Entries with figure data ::
"""
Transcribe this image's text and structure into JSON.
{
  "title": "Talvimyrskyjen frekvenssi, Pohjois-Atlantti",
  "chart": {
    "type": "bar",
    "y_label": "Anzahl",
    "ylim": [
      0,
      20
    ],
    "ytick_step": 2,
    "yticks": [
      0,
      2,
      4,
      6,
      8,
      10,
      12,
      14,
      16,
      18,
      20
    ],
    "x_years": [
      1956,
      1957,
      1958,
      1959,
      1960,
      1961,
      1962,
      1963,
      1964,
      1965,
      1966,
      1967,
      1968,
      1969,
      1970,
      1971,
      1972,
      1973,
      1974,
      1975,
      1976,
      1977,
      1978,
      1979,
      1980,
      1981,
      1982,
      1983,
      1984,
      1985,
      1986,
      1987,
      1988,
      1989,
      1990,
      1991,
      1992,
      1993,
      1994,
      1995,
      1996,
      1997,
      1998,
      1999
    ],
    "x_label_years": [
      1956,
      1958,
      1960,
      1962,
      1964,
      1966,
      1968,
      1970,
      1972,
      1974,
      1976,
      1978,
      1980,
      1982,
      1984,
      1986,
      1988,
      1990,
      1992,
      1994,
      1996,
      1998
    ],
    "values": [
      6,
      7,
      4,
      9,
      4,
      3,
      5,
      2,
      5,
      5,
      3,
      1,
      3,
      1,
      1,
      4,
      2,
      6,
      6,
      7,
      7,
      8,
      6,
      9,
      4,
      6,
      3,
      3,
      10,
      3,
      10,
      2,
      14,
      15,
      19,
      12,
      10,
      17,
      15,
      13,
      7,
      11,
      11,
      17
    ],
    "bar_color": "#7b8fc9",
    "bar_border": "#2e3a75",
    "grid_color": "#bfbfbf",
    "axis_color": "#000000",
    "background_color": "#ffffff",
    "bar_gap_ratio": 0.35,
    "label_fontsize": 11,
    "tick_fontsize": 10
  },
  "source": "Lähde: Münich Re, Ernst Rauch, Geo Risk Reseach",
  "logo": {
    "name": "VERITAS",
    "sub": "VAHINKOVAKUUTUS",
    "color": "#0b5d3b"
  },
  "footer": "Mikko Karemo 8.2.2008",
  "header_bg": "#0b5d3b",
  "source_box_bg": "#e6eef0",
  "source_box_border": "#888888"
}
"""
"""
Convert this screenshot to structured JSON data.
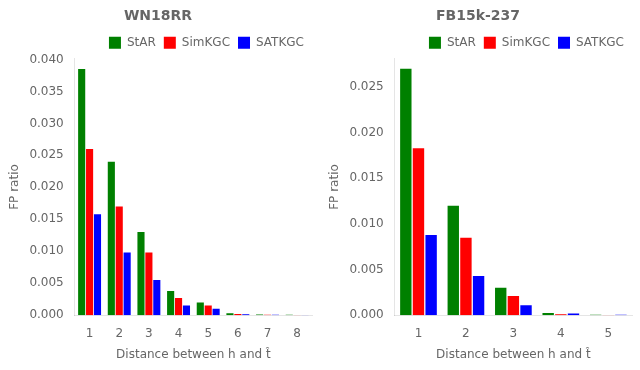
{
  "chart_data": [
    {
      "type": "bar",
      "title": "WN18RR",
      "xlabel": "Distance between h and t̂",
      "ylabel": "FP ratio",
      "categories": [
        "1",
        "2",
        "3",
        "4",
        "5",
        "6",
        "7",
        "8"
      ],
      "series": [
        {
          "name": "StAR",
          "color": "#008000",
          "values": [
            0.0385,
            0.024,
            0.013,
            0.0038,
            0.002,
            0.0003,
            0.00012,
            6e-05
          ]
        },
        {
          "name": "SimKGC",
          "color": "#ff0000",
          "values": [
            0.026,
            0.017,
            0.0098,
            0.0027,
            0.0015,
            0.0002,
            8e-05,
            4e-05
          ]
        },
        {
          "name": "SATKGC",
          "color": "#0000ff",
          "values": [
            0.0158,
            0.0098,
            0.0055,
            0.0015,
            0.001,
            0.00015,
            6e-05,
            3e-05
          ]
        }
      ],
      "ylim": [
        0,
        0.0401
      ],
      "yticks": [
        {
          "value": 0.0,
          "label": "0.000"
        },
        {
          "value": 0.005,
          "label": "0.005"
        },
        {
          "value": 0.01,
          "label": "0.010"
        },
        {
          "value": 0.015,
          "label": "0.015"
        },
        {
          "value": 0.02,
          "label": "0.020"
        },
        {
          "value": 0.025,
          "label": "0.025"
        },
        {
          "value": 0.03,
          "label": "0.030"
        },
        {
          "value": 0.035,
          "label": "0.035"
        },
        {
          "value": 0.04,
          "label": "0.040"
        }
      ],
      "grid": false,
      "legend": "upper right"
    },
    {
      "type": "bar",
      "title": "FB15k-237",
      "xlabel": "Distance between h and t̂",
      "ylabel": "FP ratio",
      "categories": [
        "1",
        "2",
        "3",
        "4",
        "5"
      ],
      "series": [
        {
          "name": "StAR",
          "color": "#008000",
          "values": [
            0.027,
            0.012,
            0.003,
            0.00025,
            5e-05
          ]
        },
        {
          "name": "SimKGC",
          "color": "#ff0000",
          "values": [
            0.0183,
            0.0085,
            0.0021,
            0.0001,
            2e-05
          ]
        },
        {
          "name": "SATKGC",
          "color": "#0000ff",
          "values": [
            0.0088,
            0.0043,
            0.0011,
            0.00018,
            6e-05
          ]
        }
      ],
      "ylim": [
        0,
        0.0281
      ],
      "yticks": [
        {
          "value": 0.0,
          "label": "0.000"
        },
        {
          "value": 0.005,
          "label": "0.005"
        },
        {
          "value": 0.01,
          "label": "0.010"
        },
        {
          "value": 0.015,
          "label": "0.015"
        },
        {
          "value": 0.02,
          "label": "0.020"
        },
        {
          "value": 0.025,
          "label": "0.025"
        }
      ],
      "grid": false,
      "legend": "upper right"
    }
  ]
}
"""
Task to complete :: Spot every line that holds "JSON" and copy it.

Answer to the problem ::
Transcribe this image's text and structure into JSON.
Convert this screenshot to structured JSON data.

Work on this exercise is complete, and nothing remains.